[RECORDS FOR THE EXERCISE start]
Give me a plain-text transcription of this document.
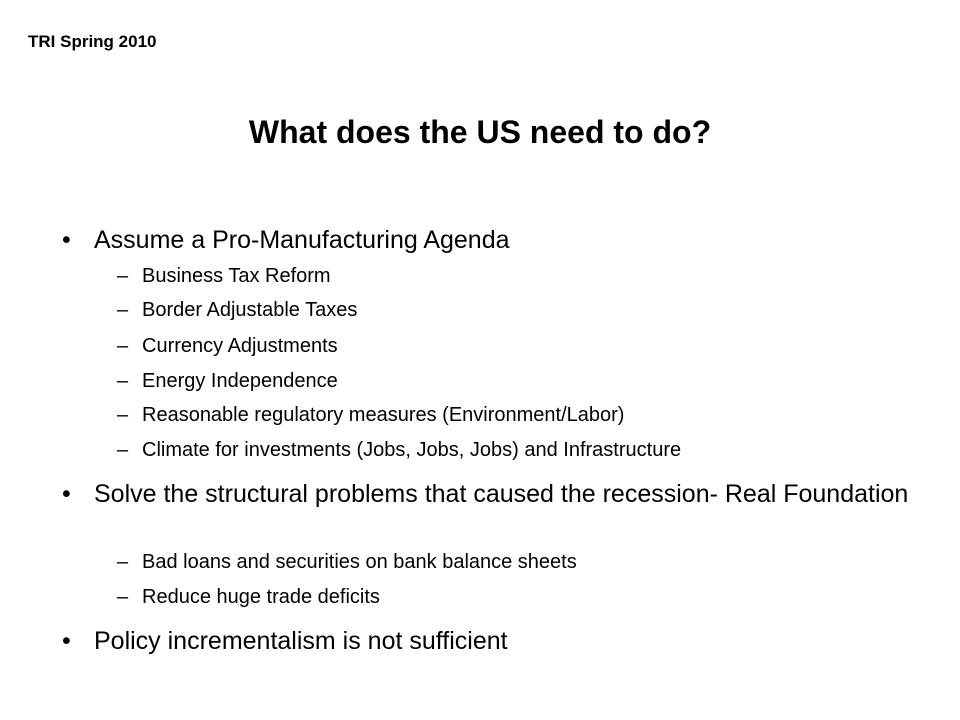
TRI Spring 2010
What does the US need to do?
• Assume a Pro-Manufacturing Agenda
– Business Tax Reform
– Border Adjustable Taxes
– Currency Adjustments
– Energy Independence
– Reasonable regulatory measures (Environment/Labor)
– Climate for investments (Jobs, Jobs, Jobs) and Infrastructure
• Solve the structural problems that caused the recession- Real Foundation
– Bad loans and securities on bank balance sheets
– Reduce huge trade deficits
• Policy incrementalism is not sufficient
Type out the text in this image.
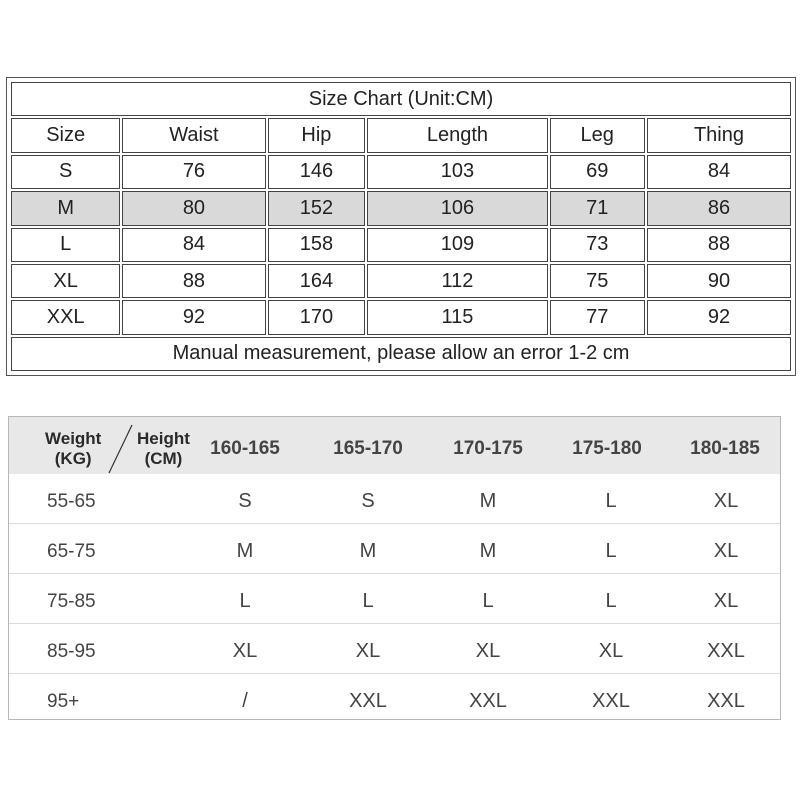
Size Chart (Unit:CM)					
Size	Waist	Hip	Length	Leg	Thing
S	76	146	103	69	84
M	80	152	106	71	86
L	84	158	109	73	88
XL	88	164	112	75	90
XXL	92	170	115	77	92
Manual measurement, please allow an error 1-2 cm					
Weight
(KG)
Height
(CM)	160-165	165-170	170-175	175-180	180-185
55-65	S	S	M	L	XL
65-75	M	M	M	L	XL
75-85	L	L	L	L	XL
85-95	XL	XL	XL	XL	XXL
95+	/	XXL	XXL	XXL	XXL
[RECORDS FOR THE EXERCISE end]
» **YOUR OBJECTIVE**
Keep the pictures out of the copy and write out the data exactly as it stands.

» **ANSWER TO THE TASK**
Give me a plain-text transcription of this document.
TRI Spring 2010
What does the US need to do?
• Assume a Pro-Manufacturing Agenda
– Business Tax Reform
– Border Adjustable Taxes
– Currency Adjustments
– Energy Independence
– Reasonable regulatory measures (Environment/Labor)
– Climate for investments (Jobs, Jobs, Jobs) and Infrastructure
• Solve the structural problems that caused the recession- Real Foundation
– Bad loans and securities on bank balance sheets
– Reduce huge trade deficits
• Policy incrementalism is not sufficient
Type out the text in this image.
Size Chart (Unit:CM)					
Size	Waist	Hip	Length	Leg	Thing
S	76	146	103	69	84
M	80	152	106	71	86
L	84	158	109	73	88
XL	88	164	112	75	90
XXL	92	170	115	77	92
Manual measurement, please allow an error 1-2 cm					
Weight
(KG)
Height
(CM)	160-165	165-170	170-175	175-180	180-185
55-65	S	S	M	L	XL
65-75	M	M	M	L	XL
75-85	L	L	L	L	XL
85-95	XL	XL	XL	XL	XXL
95+	/	XXL	XXL	XXL	XXL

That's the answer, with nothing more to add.